• [Testo da leggere]:
● ● ●

Sretan put
A Sarajevo, sul ponte Vrbanja, c’è una targa con i nomi di due giovani ragazze, Suada e Olga, uccise 20 anni fa, durante una manifestazione pacifica a Sarajevo contro la guerra. Era l’inizio dell’assedio, aprile 1992. Il giorno è controverso (5 o 6) perché nella guerra, si sa, la verità non è mai così evidente. Sullo stesso ponte verrà ucciso, il 3 ottobre 1993, anche Gabriele Moreno Locatelli, volontario dei Beati Costruttori di pace.
In questi giorni non mancano servizi televisivi, articoli e ‘celebrazioni’ dell’anniversario dell’assedio a Sarajevo. Basta cercare su internet e si trovano numeri e commenti. Quanti morti, quanti feriti, quanti profughi. Analisi socio politiche, ecc. Tutte cose giuste, doverose, certo.
Io confesso che faccio fatica, mi diventa difficile raccontare, come se fossero fatti esterni. Come dire: da spettatore. Si, perché vent’anni fa il mondo è stato spettatore silenzioso e in parte complice. Ci sarà forse occasione in questo anno di approfondire meglio alcune cose.
Oggi vorrei solo ricordare le tante persone, gli amici, i volti, anche chi non c’è più. E cercare di ricordare cosa vuol dire vivere un assedio, non avere luce, gas, acqua, telefono, i vetri alle finestre…
Sretan put (buon viaggio) si legge su qualche cartello lungo le strade della Bosnia. Si, buon viaggio! Perché chi sta fermo, immobile, non può capire.
È ferma e non può capire una certa informazione fatta comodamente dietro la scrivania o in una stanza d’albergo. Come non ricordare allora i tanti giornalisti uccisi a Sarajevo e in Bosnia. Si sono messi in cammino e hanno pagato. Come chi si metteva in cammino, uscendo di casa, per prendere l’acqua o il pane, e veniva colpito da una granata. Una delle migliaia lanciate sulla città. Forse andrebbe anche detto, per non versare lacrime di coccodrillo, che alcune - le ho viste con i miei occhi - erano Made in Italy.
È ferma e non può capire una certa politica che non è interessata alla vita delle persone vittime della guerra. Prima che la guerra arrivasse a Sarajevo, di fronte alle nostre preoccupazioni, qualche autorevole politico italiano aveva commentato “I soliti pacifisti che vedono guerra ovunque, tre giorni di tempo e questa guerra è finita”. Era il settembre 1991, forse qualcosa si poteva ancora fare.

● ● ●

• [Consegna A]: Ricopia tali e quali le righe dei record, partendo da quella con "45, 379, 70]" e andando avanti fino a quella con "27, 302, 29]", entrambe incluse.

● ● ●

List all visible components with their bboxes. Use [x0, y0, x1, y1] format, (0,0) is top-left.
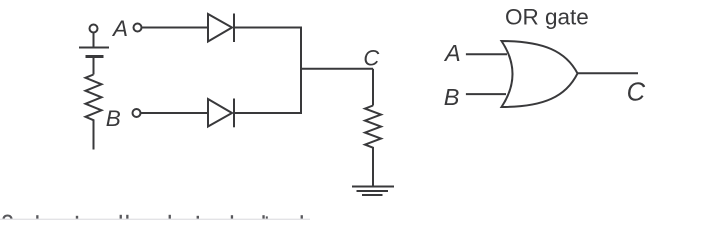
svg-text:C: C	[363, 45, 379, 70]
OR gate U1	[502, 41, 578, 107]
diode D2	[208, 99, 234, 128]
svg-text:B: B	[106, 106, 121, 131]
wire	[141, 112, 208, 114]
wire	[93, 33, 95, 47]
svg-text:A: A	[111, 16, 128, 41]
diode D1	[208, 14, 234, 43]
input terminal B	[133, 109, 141, 117]
wire	[234, 27, 302, 29]
wire	[93, 124, 95, 150]
wire	[578, 72, 639, 74]
wire	[466, 93, 506, 95]
battery terminal circle	[90, 25, 98, 33]
svg-text:B: B	[444, 84, 460, 110]
resistor R1	[86, 75, 102, 124]
wire	[93, 58, 95, 75]
wire to node C	[300, 68, 373, 70]
resistor R2	[365, 106, 381, 151]
svg-text:C: C	[627, 79, 646, 107]
svg-text:OR gate: OR gate	[505, 5, 589, 30]
ground	[352, 187, 394, 196]
wire	[466, 53, 507, 55]
input terminal A	[134, 24, 142, 32]
wire	[234, 112, 302, 114]
caption letter tops (text cut off at bottom edge)	[3, 215, 303, 221]
battery long plate	[79, 47, 109, 49]
wire junction vertical	[300, 28, 302, 114]
caption faint lowercase smear	[0, 219, 310, 220]
wire	[372, 69, 374, 106]
svg-text:A: A	[443, 40, 461, 66]
battery short plate	[86, 55, 104, 58]
wire	[372, 151, 374, 187]
wire	[142, 27, 208, 29]
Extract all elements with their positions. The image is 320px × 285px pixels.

● ● ●

• [Consegna B]: Estrai senza modifiche dal testo sull'assedio di Sarajevo il passo che comincia con "È ferma e non può capire una certa informazione" e prosegue fino a "Made in Italy.".

• [Risultato A]:
svg-text:C: C	[363, 45, 379, 70]
OR gate U1	[502, 41, 578, 107]
diode D2	[208, 99, 234, 128]
svg-text:B: B	[106, 106, 121, 131]
wire	[141, 112, 208, 114]
wire	[93, 33, 95, 47]
svg-text:A: A	[111, 16, 128, 41]
diode D1	[208, 14, 234, 43]
input terminal B	[133, 109, 141, 117]
wire	[234, 27, 302, 29]

• [Risultato B]:
È ferma e non può capire una certa informazione fatta comodamente dietro la scrivania o in una stanza d’albergo. Come non ricordare allora i tanti giornalisti uccisi a Sarajevo e in Bosnia. Si sono messi in cammino e hanno pagato. Come chi si metteva in cammino, uscendo di casa, per prendere l’acqua o il pane, e veniva colpito da una granata. Una delle migliaia lanciate sulla città. Forse andrebbe anche detto, per non versare lacrime di coccodrillo, che alcune - le ho viste con i miei occhi - erano Made in Italy.